> [Your tasks]:
(a) Reproduce the passage on the Kimberley Process word for word, starting at "The initial stages" and ending at "countries of origin.".
(b) Pick up the passage on the Kimberley Process at the point where it stops and keep writing it.

The Kimberley Process

The initial stages of the Kimberley Process were developed as a result of a meeting held in May 2000 by Southern African diamond producing countries in Kimberley, South Africa. The purpose of this meeting was to develop a process that prevents the trade of “conflict diamonds” or “blood diamonds” from entering the rough diamond market. By developing a method to stop the illegal trade of diamonds, the participating countries could assure consumers that by purchasing diamonds they were not financing violence or human rights abuses in their countries of origin.

As a result of the meetings, in December 2000, the United Nations General Assembly adopted a resolution supporting the creation of the Kimberley Process Certification Scheme (KPCS) to regulate the trade of rough diamonds. The KPCS was finally agreed upon by the countries involved in the trade of diamonds as well as those participating in diamond mining activities.

The KPCS outlines the provisions by which the trade in rough diamonds is to be regulated by countries, regional economic integration organizations and rough diamond-trading entities. In order to be compliant with KPCS standards, the participating country must abide by stringent requirements that guard against conflict diamonds entering the black market. These requirements enforce each participant to ensure:

  1. The establishment of a system of internal controls designed to eliminate the presence of conflict diamonds from shipments of rough diamonds imported to or exported from its territory.

> [Data excerpts]:
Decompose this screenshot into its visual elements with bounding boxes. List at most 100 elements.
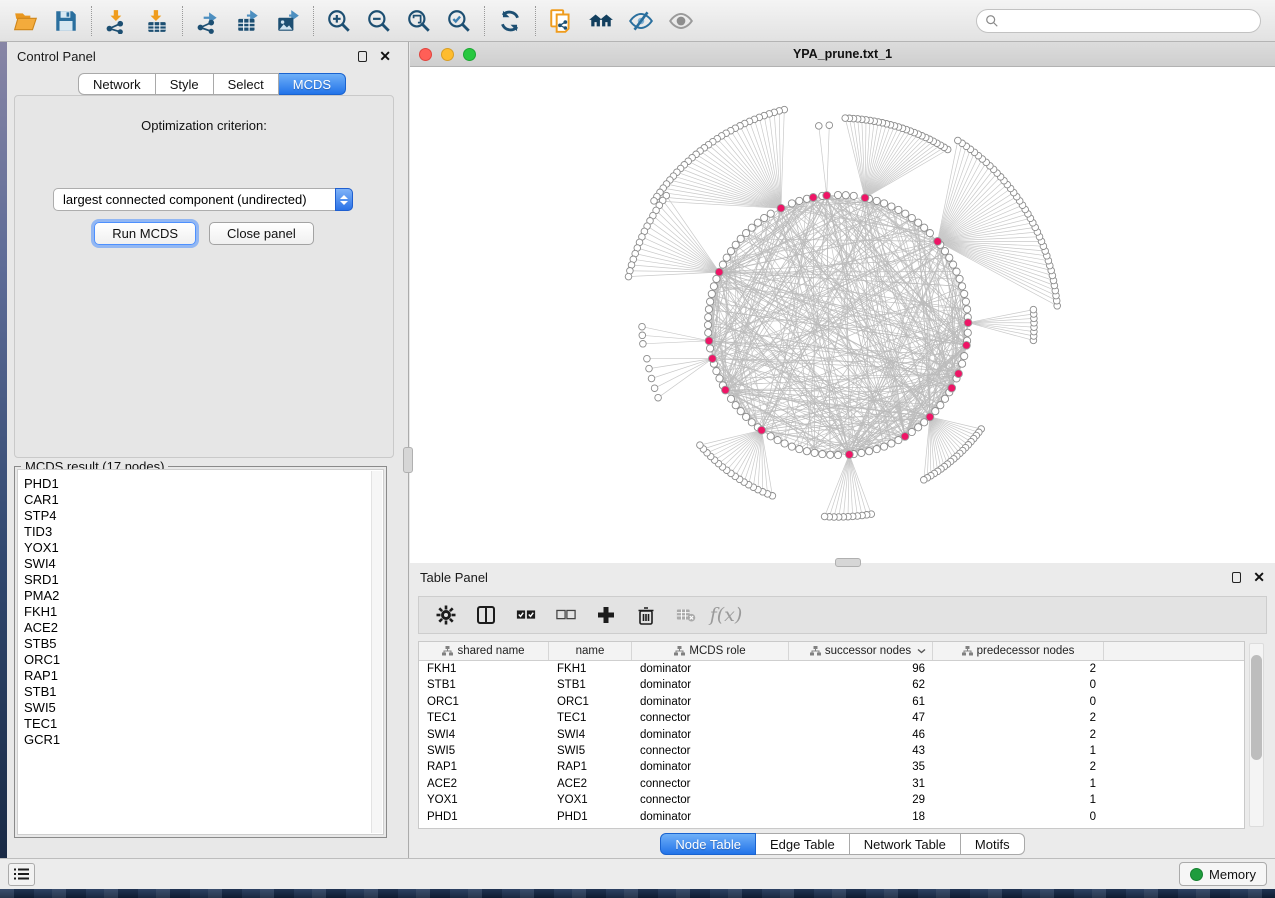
table-panel-titlebar: Table Panel ✕ [410,563,1275,591]
tab-motifs[interactable]: Motifs [961,833,1025,855]
float-table-panel-icon[interactable] [1232,572,1241,583]
task-history-button[interactable] [8,863,35,886]
list-item[interactable]: CAR1 [24,492,383,508]
zoom-in-button[interactable] [319,4,359,38]
list-item[interactable]: FKH1 [24,604,383,620]
list-item[interactable]: STB5 [24,636,383,652]
select-all-button[interactable] [511,600,541,630]
create-column-button[interactable] [591,600,621,630]
list-item[interactable]: SWI5 [24,700,383,716]
criterion-dropdown[interactable]: largest connected component (undirected) [53,188,353,211]
memory-button[interactable]: Memory [1179,862,1267,886]
deselect-all-button[interactable] [551,600,581,630]
list-item[interactable]: YOX1 [24,540,383,556]
tab-select[interactable]: Select [214,73,279,95]
trash-icon [636,605,656,625]
table-scrollbar-thumb[interactable] [1251,655,1262,761]
open-file-button[interactable] [6,4,46,38]
list-item[interactable]: ORC1 [24,652,383,668]
show-all-button[interactable] [661,4,701,38]
table-settings-button[interactable] [431,600,461,630]
fx-icon: f(x) [710,604,743,626]
tab-network[interactable]: Network [78,73,156,95]
table-row[interactable]: ACE2ACE2connector311 [419,776,1244,792]
run-mcds-button[interactable]: Run MCDS [94,222,196,245]
refresh-button[interactable] [490,4,530,38]
list-item[interactable]: PMA2 [24,588,383,604]
delete-column-button[interactable] [631,600,661,630]
tab-mcds[interactable]: MCDS [279,73,346,95]
app-main: Control Panel ✕ Optimization criterion: … [7,42,1275,858]
list-item[interactable]: TEC1 [24,716,383,732]
cell: 0 [933,809,1104,825]
list-item[interactable]: PHD1 [24,476,383,492]
float-panel-icon[interactable] [358,51,367,62]
zoom-out-button[interactable] [359,4,399,38]
table-toolbar: f(x) [418,596,1267,634]
column-header-name[interactable]: name [549,642,632,660]
export-network-button[interactable] [188,4,228,38]
export-table-button[interactable] [228,4,268,38]
table-row[interactable]: TEC1TEC1connector472 [419,710,1244,726]
cell: SWI4 [419,727,549,743]
hide-selected-button[interactable] [621,4,661,38]
column-header-MCDS-role[interactable]: MCDS role [632,642,789,660]
cell: 31 [789,776,933,792]
table-row[interactable]: SWI5SWI5connector431 [419,743,1244,759]
horizontal-splitter-handle[interactable] [835,558,861,567]
close-panel-button[interactable]: Close panel [209,222,314,245]
table-row[interactable]: PHD1PHD1dominator180 [419,809,1244,825]
first-neighbors-button[interactable] [581,4,621,38]
list-item[interactable]: RAP1 [24,668,383,684]
import-table-button[interactable] [137,4,177,38]
network-graph[interactable] [410,67,1275,563]
list-item[interactable]: STP4 [24,508,383,524]
table-panel-tabs: Node TableEdge TableNetwork TableMotifs [410,833,1275,855]
table-row[interactable]: FKH1FKH1dominator962 [419,661,1244,677]
tab-edge-table[interactable]: Edge Table [756,833,850,855]
tab-style[interactable]: Style [156,73,214,95]
list-item[interactable]: TID3 [24,524,383,540]
zoom-selected-button[interactable] [439,4,479,38]
list-icon [14,868,29,880]
close-table-panel-icon[interactable]: ✕ [1253,570,1265,584]
table-row[interactable]: YOX1YOX1connector291 [419,792,1244,808]
function-builder-button[interactable]: f(x) [711,600,741,630]
list-item[interactable]: GCR1 [24,732,383,748]
search-input[interactable] [999,14,1260,28]
table-row[interactable]: RAP1RAP1dominator352 [419,759,1244,775]
zoom-fit-button[interactable] [399,4,439,38]
cell: 47 [789,710,933,726]
network-from-selection-button[interactable] [541,4,581,38]
save-session-button[interactable] [46,4,86,38]
mcds-result-list[interactable]: PHD1CAR1STP4TID3YOX1SWI4SRD1PMA2FKH1ACE2… [17,469,384,835]
table-row[interactable]: STB1STB1dominator620 [419,677,1244,693]
network-canvas[interactable] [410,67,1275,563]
result-scrollbar-track[interactable] [371,471,382,833]
cell: 61 [789,694,933,710]
list-item[interactable]: SWI4 [24,556,383,572]
delete-table-button[interactable] [671,600,701,630]
list-item[interactable]: ACE2 [24,620,383,636]
show-column-button[interactable] [471,600,501,630]
export-image-button[interactable] [268,4,308,38]
table-body: FKH1FKH1dominator962STB1STB1dominator620… [419,661,1244,825]
vertical-splitter-handle[interactable] [403,447,413,473]
column-header-predecessor-nodes[interactable]: predecessor nodes [933,642,1104,660]
import-network-button[interactable] [97,4,137,38]
toolbar-separator [91,6,92,36]
list-item[interactable]: SRD1 [24,572,383,588]
column-header-shared-name[interactable]: shared name [419,642,549,660]
list-item[interactable]: STB1 [24,684,383,700]
column-header-successor-nodes[interactable]: successor nodes [789,642,933,660]
table-scrollbar-track[interactable] [1249,643,1264,827]
search-field[interactable] [976,9,1261,33]
close-panel-icon[interactable]: ✕ [379,49,391,63]
tab-network-table[interactable]: Network Table [850,833,961,855]
cell: PHD1 [419,809,549,825]
network-titlebar[interactable]: YPA_prune.txt_1 [410,42,1275,67]
tab-node-table[interactable]: Node Table [660,833,756,855]
cell: 96 [789,661,933,677]
table-row[interactable]: SWI4SWI4dominator462 [419,727,1244,743]
table-row[interactable]: ORC1ORC1dominator610 [419,694,1244,710]
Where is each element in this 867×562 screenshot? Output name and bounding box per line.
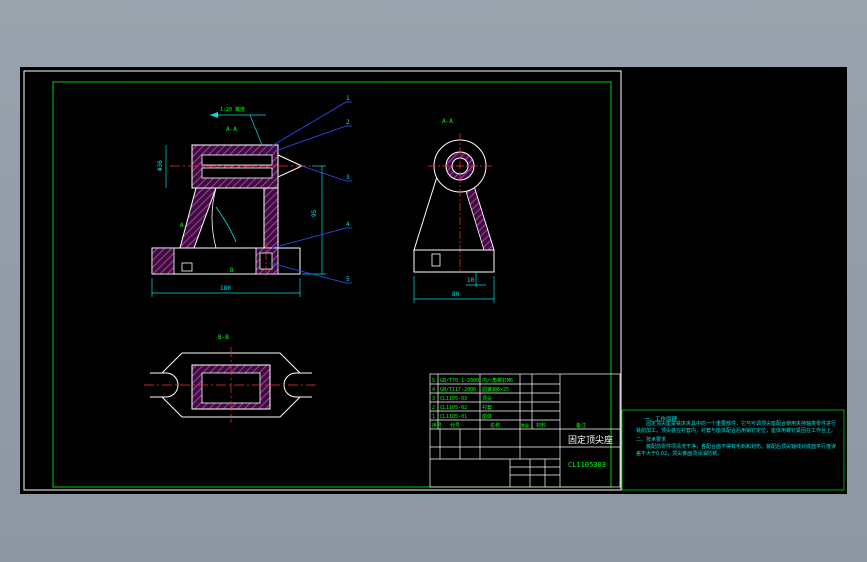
dim-side-width: 80 <box>452 291 460 298</box>
balloon-1: 1 <box>346 95 350 102</box>
notes-body-2: 装配前零件须清洗干净，各配合面不得有毛刺和划伤。装配后顶尖轴线对底面平行度误差不… <box>636 444 837 457</box>
bom-row-no: 5 <box>432 378 435 384</box>
balloon-2: 2 <box>346 119 350 126</box>
taper-note: 1:20 锥度 <box>220 106 245 113</box>
drawing-number: CL1105303 <box>568 461 606 469</box>
cut-label-a: A <box>180 222 184 229</box>
dim-height: 95 <box>311 209 318 217</box>
side-view <box>413 133 495 303</box>
bom-row-name: 衬套 <box>482 404 492 411</box>
bom-header-material: 材料 <box>536 422 546 429</box>
bom-header-name: 名称 <box>490 422 500 429</box>
bom-header-code: 代号 <box>450 422 460 429</box>
bom-row-no: 2 <box>432 405 435 411</box>
bom-row-code: GB/T117-2000 <box>440 387 476 393</box>
balloon-4: 4 <box>346 221 350 228</box>
section-bb-label: B-B <box>218 334 229 341</box>
cut-label-b: B <box>230 267 234 274</box>
notes-body-1: 固定顶尖座是铣床夹具中的一个重要部件，它与可调顶尖座配合使用夹持轴类零件进行铣削… <box>636 421 837 434</box>
bom-row-no: 4 <box>432 387 435 393</box>
bom-header-note: 备注 <box>576 422 586 429</box>
bom-row-name: 顶尖 <box>482 395 492 402</box>
bom-row-name: 内六角螺钉M6 <box>482 377 513 384</box>
section-aa-label: A-A <box>226 126 237 133</box>
cad-drawing-canvas[interactable]: A-A A-A B-B 1:20 锥度 A B 180 95 Φ36 80 10… <box>20 67 847 494</box>
dim-left-diameter: Φ36 <box>157 160 164 171</box>
bom-row-code: CL1105-03 <box>440 396 467 402</box>
sheet-outer-frame <box>23 70 622 491</box>
front-view <box>151 101 352 297</box>
plan-view <box>144 347 318 423</box>
drawing-title: 固定顶尖座 <box>568 434 613 446</box>
bom-row-no: 3 <box>432 396 435 402</box>
balloon-3: 3 <box>346 174 350 181</box>
dim-side-small: 10 <box>467 277 475 284</box>
bom-row-name: 座体 <box>482 413 492 420</box>
section-aa-side-label: A-A <box>442 118 453 125</box>
balloon-5: 5 <box>346 276 350 283</box>
bom-header-qty: 数量 <box>521 422 529 428</box>
dim-base-width: 180 <box>220 285 231 292</box>
notes-heading-2: 二、技术要求 <box>636 437 667 443</box>
bom-row-name: 圆锥销6×25 <box>482 386 509 393</box>
bom-header-no: 序号 <box>432 422 442 429</box>
bom-row-code: CL1105-02 <box>440 405 467 411</box>
bom-row-code: CL1105-01 <box>440 414 467 420</box>
tech-notes: 固定顶尖座是铣床夹具中的一个重要部件，它与可调顶尖座配合使用夹持轴类零件进行铣削… <box>636 421 838 458</box>
bom-row-code: GB/T70.1-2000 <box>440 378 479 384</box>
bom-row-no: 1 <box>432 414 435 420</box>
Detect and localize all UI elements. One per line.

> [Outputs for the tasks]:
(a)
The initial stages of the Kimberley Process were developed as a result of a meeting held in May 2000 by Southern African diamond producing countries in Kimberley, South Africa. The purpose of this meeting was to develop a process that prevents the trade of “conflict diamonds” or “blood diamonds” from entering the rough diamond market. By developing a method to stop the illegal trade of diamonds, the participating countries could assure consumers that by purchasing diamonds they were not financing violence or human rights abuses in their countries of origin.

(b)
  2. That every diamond exported must be accompanied by a Kimberley Process certificate.
  3. That no diamond is imported from, or exported to, a non-member of the scheme.

Supervisory roles were developed to ensure that participants follow the requirements of the KPCS. The supervisor, or Chair, is elected on an annual basis at a plenary meeting where participating countries gather to discuss methods to improve the effectiveness of the KPCS. At the annual plenary meeting, participating countries have the opportunity to meet with industry and civil society representatives to work together in groups and committees to ensure that the integrity of the certification scheme is upheld and that the Kimberley Process moves closer to stopping the trade in conflict diamonds.